REQUIRED WORK: For each line of the data below that holds "name", copy the line.

(Part of a data file)

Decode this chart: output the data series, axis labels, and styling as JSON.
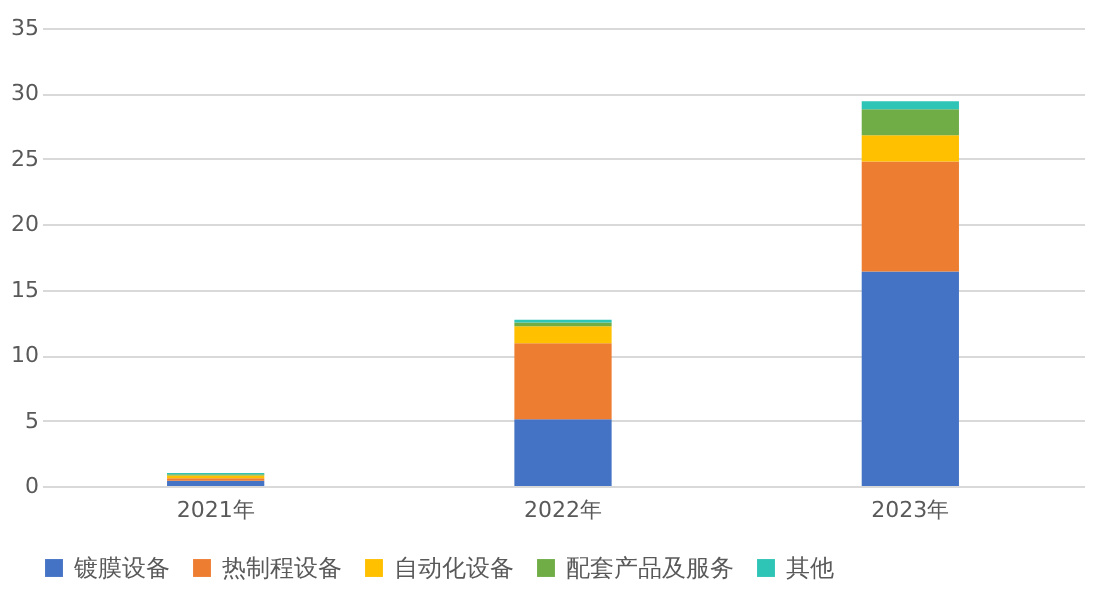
{
  "chart_data": {
    "type": "bar",
    "stacked": true,
    "categories": [
      "2021年",
      "2022年",
      "2023年"
    ],
    "series": [
      {
        "name": "镀膜设备",
        "color": "#4472c4",
        "values": [
          0.4,
          5.1,
          16.4
        ]
      },
      {
        "name": "热制程设备",
        "color": "#ed7d31",
        "values": [
          0.2,
          5.8,
          8.4
        ]
      },
      {
        "name": "自动化设备",
        "color": "#ffc000",
        "values": [
          0.2,
          1.3,
          2.0
        ]
      },
      {
        "name": "配套产品及服务",
        "color": "#70ad47",
        "values": [
          0.1,
          0.3,
          2.0
        ]
      },
      {
        "name": "其他",
        "color": "#2ec4b6",
        "values": [
          0.1,
          0.2,
          0.6
        ]
      }
    ],
    "ylim": [
      0,
      35
    ],
    "yticks": [
      0,
      5,
      10,
      15,
      20,
      25,
      30,
      35
    ],
    "grid": "y",
    "legend": "bottom"
  }
}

EXERCISE OUTPUT:
        "name": "镀膜设备",
        "name": "热制程设备",
        "name": "自动化设备",
        "name": "配套产品及服务",
        "name": "其他",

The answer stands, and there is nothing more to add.